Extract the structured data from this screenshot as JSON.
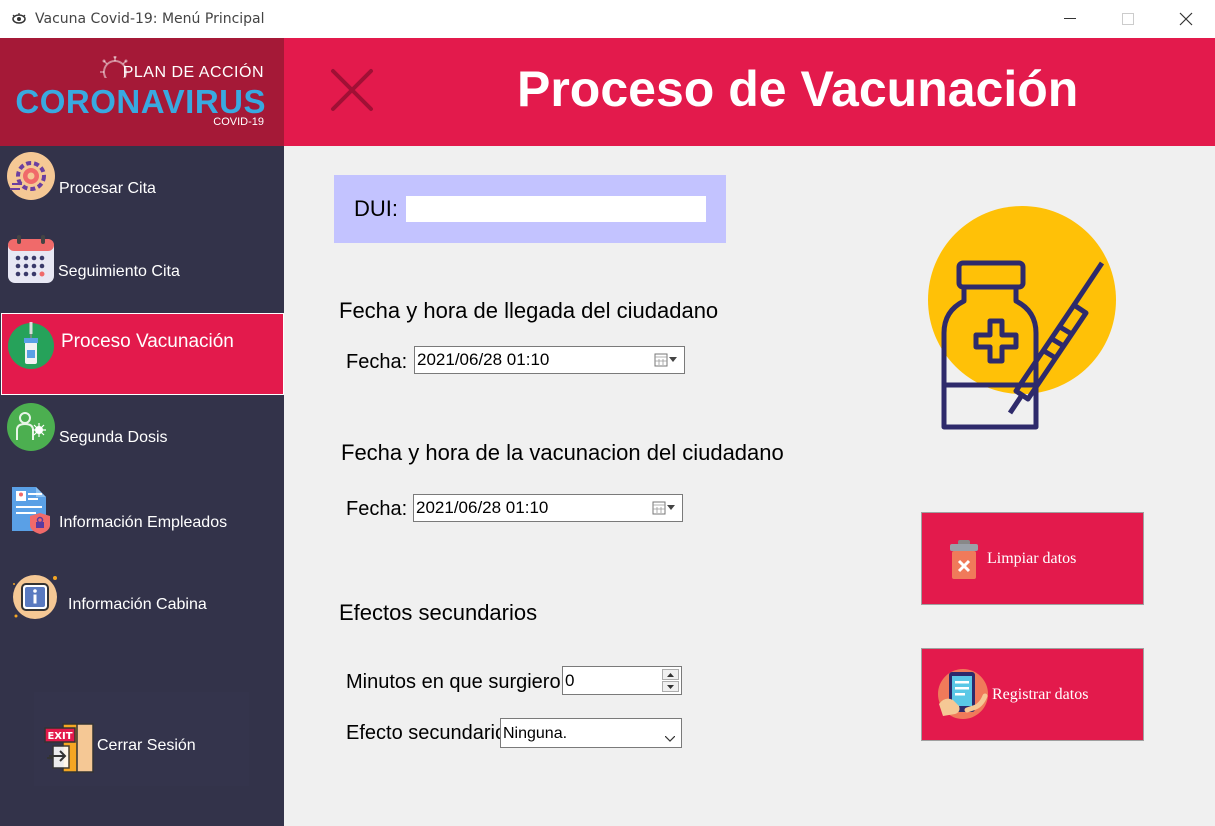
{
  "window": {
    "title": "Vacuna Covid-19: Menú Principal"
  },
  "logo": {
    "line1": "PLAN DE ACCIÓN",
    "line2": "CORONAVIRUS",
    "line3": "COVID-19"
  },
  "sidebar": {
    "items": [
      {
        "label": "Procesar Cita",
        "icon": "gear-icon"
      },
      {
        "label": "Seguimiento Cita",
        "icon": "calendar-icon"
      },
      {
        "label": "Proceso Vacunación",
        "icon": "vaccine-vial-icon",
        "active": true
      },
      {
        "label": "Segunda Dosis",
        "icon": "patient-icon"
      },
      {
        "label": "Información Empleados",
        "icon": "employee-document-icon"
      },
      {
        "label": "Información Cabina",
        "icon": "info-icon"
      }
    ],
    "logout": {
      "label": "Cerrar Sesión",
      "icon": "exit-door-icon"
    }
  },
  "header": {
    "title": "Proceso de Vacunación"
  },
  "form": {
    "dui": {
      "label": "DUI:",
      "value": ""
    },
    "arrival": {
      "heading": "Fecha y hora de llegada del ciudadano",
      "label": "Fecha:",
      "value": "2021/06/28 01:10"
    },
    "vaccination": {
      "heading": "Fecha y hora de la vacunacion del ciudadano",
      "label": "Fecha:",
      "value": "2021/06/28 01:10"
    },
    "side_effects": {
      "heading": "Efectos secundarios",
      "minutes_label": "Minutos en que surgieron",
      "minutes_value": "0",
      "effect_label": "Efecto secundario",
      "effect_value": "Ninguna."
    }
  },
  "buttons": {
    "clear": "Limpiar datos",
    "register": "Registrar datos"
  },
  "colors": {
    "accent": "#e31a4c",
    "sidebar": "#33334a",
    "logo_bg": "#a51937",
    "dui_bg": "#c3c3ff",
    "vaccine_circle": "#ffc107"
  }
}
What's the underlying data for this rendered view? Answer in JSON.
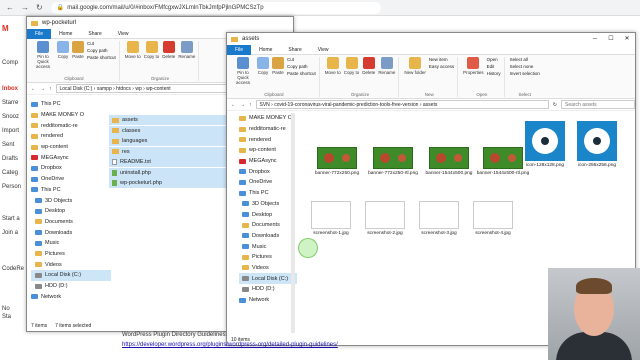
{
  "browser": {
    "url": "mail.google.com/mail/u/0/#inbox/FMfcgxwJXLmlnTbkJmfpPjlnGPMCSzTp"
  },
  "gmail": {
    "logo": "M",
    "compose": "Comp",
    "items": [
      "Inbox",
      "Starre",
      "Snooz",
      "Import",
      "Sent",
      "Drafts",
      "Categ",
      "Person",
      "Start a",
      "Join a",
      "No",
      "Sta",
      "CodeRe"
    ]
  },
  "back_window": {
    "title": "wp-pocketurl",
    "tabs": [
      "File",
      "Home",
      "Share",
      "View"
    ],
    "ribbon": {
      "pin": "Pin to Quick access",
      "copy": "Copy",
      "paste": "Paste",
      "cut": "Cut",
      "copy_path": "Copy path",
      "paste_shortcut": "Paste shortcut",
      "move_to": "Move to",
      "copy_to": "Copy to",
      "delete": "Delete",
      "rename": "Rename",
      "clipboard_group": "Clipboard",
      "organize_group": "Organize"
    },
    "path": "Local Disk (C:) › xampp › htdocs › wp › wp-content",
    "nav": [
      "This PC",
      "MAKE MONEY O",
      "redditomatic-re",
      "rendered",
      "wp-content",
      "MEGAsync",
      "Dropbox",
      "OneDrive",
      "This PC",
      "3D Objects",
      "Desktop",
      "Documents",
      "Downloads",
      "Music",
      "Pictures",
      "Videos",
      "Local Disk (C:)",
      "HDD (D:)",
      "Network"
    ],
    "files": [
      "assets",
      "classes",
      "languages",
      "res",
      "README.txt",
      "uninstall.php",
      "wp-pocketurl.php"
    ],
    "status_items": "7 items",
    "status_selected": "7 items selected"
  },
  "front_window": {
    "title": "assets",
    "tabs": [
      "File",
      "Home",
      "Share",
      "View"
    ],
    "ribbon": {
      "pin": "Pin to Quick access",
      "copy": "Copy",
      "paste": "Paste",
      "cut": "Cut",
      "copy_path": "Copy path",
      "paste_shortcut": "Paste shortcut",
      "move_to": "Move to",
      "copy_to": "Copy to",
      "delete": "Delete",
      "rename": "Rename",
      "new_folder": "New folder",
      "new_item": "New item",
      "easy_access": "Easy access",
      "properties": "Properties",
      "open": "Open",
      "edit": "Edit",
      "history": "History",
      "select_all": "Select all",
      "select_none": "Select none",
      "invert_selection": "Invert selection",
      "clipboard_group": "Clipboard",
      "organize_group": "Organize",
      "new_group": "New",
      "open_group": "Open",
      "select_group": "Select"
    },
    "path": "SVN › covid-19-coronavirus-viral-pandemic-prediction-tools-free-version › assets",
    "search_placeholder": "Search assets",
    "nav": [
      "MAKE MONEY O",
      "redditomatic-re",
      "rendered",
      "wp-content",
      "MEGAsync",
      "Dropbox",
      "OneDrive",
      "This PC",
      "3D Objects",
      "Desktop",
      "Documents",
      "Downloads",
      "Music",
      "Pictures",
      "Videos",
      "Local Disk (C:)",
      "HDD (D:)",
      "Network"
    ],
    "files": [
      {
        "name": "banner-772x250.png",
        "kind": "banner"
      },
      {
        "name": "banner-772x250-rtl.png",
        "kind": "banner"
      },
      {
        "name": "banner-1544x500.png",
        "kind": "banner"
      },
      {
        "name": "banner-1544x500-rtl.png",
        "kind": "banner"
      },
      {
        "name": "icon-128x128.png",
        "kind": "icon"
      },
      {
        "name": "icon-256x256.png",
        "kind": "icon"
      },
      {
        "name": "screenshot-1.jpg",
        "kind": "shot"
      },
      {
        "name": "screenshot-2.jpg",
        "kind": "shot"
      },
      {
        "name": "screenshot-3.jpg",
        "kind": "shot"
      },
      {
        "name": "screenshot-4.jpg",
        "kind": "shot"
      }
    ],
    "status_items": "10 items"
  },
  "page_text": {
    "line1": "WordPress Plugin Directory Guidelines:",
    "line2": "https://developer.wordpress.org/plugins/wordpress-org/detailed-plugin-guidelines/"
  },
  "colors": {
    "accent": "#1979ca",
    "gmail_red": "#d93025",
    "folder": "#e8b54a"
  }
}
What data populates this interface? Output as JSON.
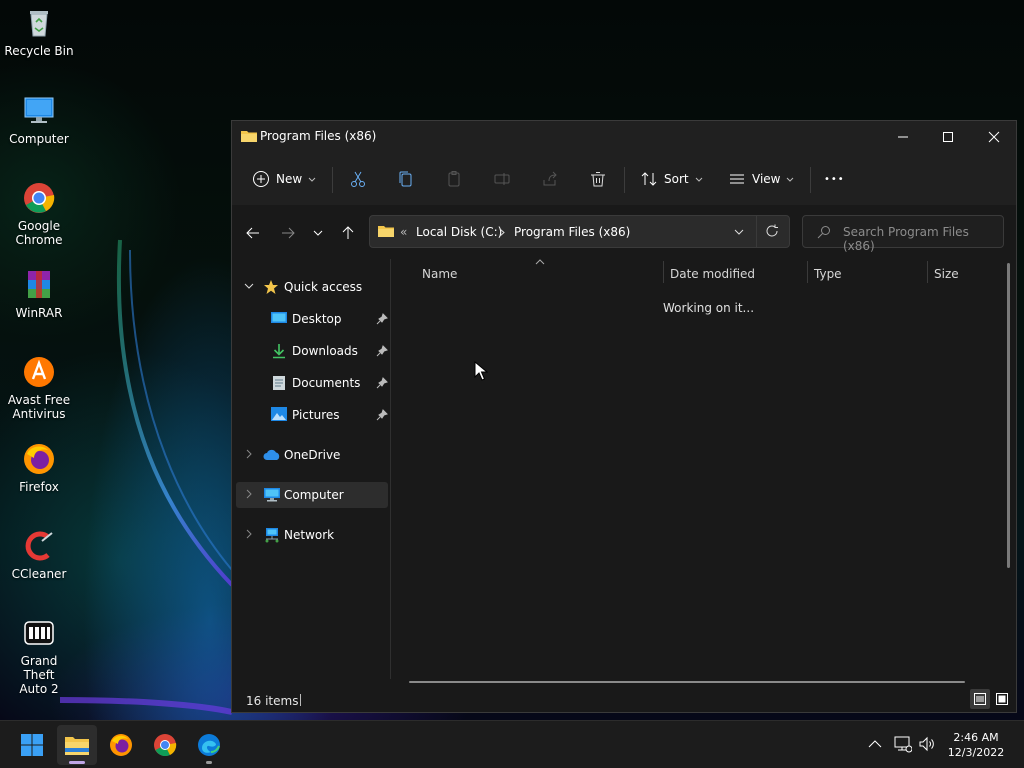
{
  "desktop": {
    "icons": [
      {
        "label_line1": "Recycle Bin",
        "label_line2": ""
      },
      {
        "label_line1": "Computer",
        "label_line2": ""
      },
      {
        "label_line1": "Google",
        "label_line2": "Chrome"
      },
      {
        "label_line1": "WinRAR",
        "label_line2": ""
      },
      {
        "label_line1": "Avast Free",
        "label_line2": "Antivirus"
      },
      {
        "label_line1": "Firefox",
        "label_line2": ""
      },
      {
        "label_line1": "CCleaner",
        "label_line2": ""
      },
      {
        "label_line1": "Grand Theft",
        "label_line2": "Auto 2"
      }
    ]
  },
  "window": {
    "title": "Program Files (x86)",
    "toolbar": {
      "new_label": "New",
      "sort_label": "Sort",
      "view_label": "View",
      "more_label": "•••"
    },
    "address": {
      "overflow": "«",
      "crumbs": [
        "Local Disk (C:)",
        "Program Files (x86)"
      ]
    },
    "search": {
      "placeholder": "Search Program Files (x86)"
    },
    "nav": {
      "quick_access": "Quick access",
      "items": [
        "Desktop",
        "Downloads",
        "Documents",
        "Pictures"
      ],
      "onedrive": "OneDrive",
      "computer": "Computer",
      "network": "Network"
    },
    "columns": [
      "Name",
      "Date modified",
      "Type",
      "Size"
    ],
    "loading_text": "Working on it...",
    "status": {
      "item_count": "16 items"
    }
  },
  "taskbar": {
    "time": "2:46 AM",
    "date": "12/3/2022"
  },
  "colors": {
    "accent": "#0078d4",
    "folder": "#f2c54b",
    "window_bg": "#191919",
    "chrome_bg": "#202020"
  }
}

**Exercise requirements:** Tell me how many lines in the data include "accent", giving only the number.

**Result for this task:** 3